● Your objective:
Return each line containing "JSON".

....

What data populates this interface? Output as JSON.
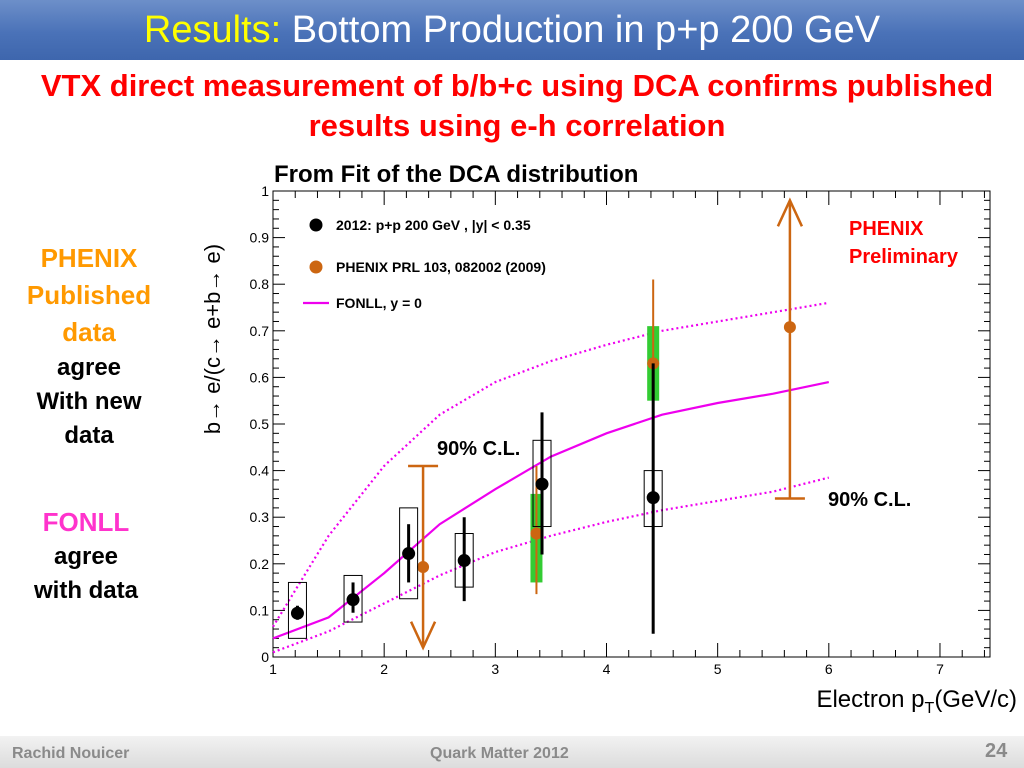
{
  "slide": {
    "title_prefix": "Results:",
    "title_rest": " Bottom Production in p+p 200 GeV",
    "subtitle": "VTX direct measurement of b/b+c using DCA confirms published results using e-h correlation",
    "side_phenix": [
      "PHENIX",
      "Published",
      "data"
    ],
    "side_phenix_black": [
      "agree",
      "With new",
      "data"
    ],
    "side_fonll": "FONLL",
    "side_fonll_black": [
      "agree",
      "with data"
    ],
    "footer_author": "Rachid Nouicer",
    "footer_conference": "Quark Matter 2012",
    "page_number": "24"
  },
  "chart_data": {
    "type": "scatter",
    "title": "From Fit of the DCA distribution",
    "xlabel_main": "Electron p",
    "xlabel_sub": "T",
    "xlabel_unit": "(GeV/c)",
    "ylabel": "b→ e/(c→ e+b→ e)",
    "xlim": [
      1,
      7.45
    ],
    "ylim": [
      0,
      1
    ],
    "xticks": [
      1,
      2,
      3,
      4,
      5,
      6,
      7
    ],
    "yticks": [
      0,
      0.1,
      0.2,
      0.3,
      0.4,
      0.5,
      0.6,
      0.7,
      0.8,
      0.9,
      1
    ],
    "ytick_labels": [
      "0",
      "0.1",
      "0.2",
      "0.3",
      "0.4",
      "0.5",
      "0.6",
      "0.7",
      "0.8",
      "0.9",
      "1"
    ],
    "colors": {
      "vtx": "#000000",
      "prl": "#cc6611",
      "prl_syst": "#33cc33",
      "fonll": "#ee00ee",
      "preliminary": "#ff0000"
    },
    "legend": [
      {
        "label": "2012: p+p 200 GeV  , |y| < 0.35",
        "marker": "dot",
        "color": "#000000"
      },
      {
        "label": "PHENIX PRL 103, 082002 (2009)",
        "marker": "dot",
        "color": "#cc6611"
      },
      {
        "label": "FONLL, y = 0",
        "marker": "line",
        "color": "#ee00ee"
      }
    ],
    "series": [
      {
        "name": "2012: p+p 200 GeV  , |y| < 0.35",
        "points": [
          {
            "x": 1.22,
            "y": 0.094,
            "stat": [
              0.08,
              0.11
            ],
            "sys": [
              0.04,
              0.16
            ]
          },
          {
            "x": 1.72,
            "y": 0.123,
            "stat": [
              0.095,
              0.16
            ],
            "sys": [
              0.075,
              0.175
            ]
          },
          {
            "x": 2.22,
            "y": 0.222,
            "stat": [
              0.16,
              0.285
            ],
            "sys": [
              0.125,
              0.32
            ]
          },
          {
            "x": 2.72,
            "y": 0.207,
            "stat": [
              0.12,
              0.3
            ],
            "sys": [
              0.15,
              0.265
            ]
          },
          {
            "x": 3.42,
            "y": 0.371,
            "stat": [
              0.22,
              0.525
            ],
            "sys": [
              0.28,
              0.465
            ]
          },
          {
            "x": 4.42,
            "y": 0.342,
            "stat": [
              0.05,
              0.63
            ],
            "sys": [
              0.28,
              0.4
            ]
          }
        ]
      },
      {
        "name": "PHENIX PRL 103, 082002 (2009)",
        "points": [
          {
            "x": 2.35,
            "y": 0.193,
            "upper_limit": 0.41,
            "lower_arrow_to": 0.02
          },
          {
            "x": 3.37,
            "y": 0.265,
            "err": [
              0.135,
              0.41
            ],
            "sys": [
              0.16,
              0.35
            ]
          },
          {
            "x": 4.42,
            "y": 0.63,
            "err": [
              0.42,
              0.81
            ],
            "sys": [
              0.55,
              0.71
            ]
          },
          {
            "x": 5.65,
            "y": 0.708,
            "limit_low": 0.34,
            "upper_arrow_to": 0.98
          }
        ]
      },
      {
        "name": "FONLL, y = 0",
        "points": [
          {
            "x": 1.0,
            "y": 0.04
          },
          {
            "x": 1.5,
            "y": 0.085
          },
          {
            "x": 2.0,
            "y": 0.18
          },
          {
            "x": 2.5,
            "y": 0.285
          },
          {
            "x": 3.0,
            "y": 0.36
          },
          {
            "x": 3.5,
            "y": 0.43
          },
          {
            "x": 4.0,
            "y": 0.48
          },
          {
            "x": 4.5,
            "y": 0.52
          },
          {
            "x": 5.0,
            "y": 0.545
          },
          {
            "x": 5.5,
            "y": 0.565
          },
          {
            "x": 6.0,
            "y": 0.59
          }
        ]
      },
      {
        "name": "FONLL upper",
        "points": [
          {
            "x": 1.0,
            "y": 0.065
          },
          {
            "x": 1.5,
            "y": 0.26
          },
          {
            "x": 2.0,
            "y": 0.41
          },
          {
            "x": 2.5,
            "y": 0.52
          },
          {
            "x": 3.0,
            "y": 0.59
          },
          {
            "x": 3.5,
            "y": 0.635
          },
          {
            "x": 4.0,
            "y": 0.67
          },
          {
            "x": 4.5,
            "y": 0.7
          },
          {
            "x": 5.0,
            "y": 0.72
          },
          {
            "x": 5.5,
            "y": 0.74
          },
          {
            "x": 6.0,
            "y": 0.76
          }
        ]
      },
      {
        "name": "FONLL lower",
        "points": [
          {
            "x": 1.0,
            "y": 0.01
          },
          {
            "x": 1.5,
            "y": 0.055
          },
          {
            "x": 2.0,
            "y": 0.115
          },
          {
            "x": 2.5,
            "y": 0.175
          },
          {
            "x": 3.0,
            "y": 0.225
          },
          {
            "x": 3.5,
            "y": 0.26
          },
          {
            "x": 4.0,
            "y": 0.29
          },
          {
            "x": 4.5,
            "y": 0.315
          },
          {
            "x": 5.0,
            "y": 0.335
          },
          {
            "x": 5.5,
            "y": 0.355
          },
          {
            "x": 6.0,
            "y": 0.385
          }
        ]
      }
    ],
    "annotations": {
      "preliminary_line1": "PHENIX",
      "preliminary_line2": "Preliminary",
      "cl_left": "90% C.L.",
      "cl_right": "90% C.L."
    }
  }
}
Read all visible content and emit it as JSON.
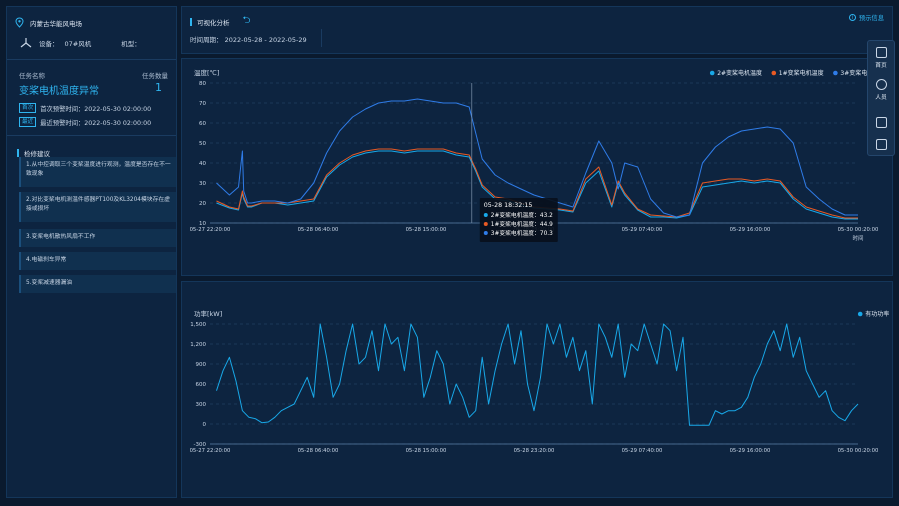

....

● Solution for this problem:
What data populates this interface? Output as JSON.
Read all visible content and emit it as JSON.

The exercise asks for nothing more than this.